* **Records to use**
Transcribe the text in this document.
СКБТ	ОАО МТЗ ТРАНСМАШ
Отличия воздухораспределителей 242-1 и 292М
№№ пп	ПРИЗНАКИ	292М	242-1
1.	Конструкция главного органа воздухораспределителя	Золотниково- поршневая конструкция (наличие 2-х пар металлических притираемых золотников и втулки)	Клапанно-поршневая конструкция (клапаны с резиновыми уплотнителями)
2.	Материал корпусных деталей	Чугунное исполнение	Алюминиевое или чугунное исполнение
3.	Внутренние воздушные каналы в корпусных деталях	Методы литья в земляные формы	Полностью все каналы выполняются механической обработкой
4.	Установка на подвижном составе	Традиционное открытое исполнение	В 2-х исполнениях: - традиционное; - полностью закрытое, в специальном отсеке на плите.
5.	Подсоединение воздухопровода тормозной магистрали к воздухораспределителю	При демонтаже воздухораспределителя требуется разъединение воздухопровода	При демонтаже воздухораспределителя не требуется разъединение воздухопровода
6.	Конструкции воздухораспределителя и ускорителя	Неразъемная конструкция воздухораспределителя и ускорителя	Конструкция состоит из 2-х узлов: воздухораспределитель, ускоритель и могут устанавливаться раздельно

* **What is required**
Copy in full each line that holds the word "Конструкция".

* **Result of this task**
1.	Конструкция главного органа воздухораспределителя	Золотниково- поршневая конструкция (наличие 2-х пар металлических притираемых золотников и втулки)	Клапанно-поршневая конструкция (клапаны с резиновыми уплотнителями)
6.	Конструкции воздухораспределителя и ускорителя	Неразъемная конструкция воздухораспределителя и ускорителя	Конструкция состоит из 2-х узлов: воздухораспределитель, ускоритель и могут устанавливаться раздельно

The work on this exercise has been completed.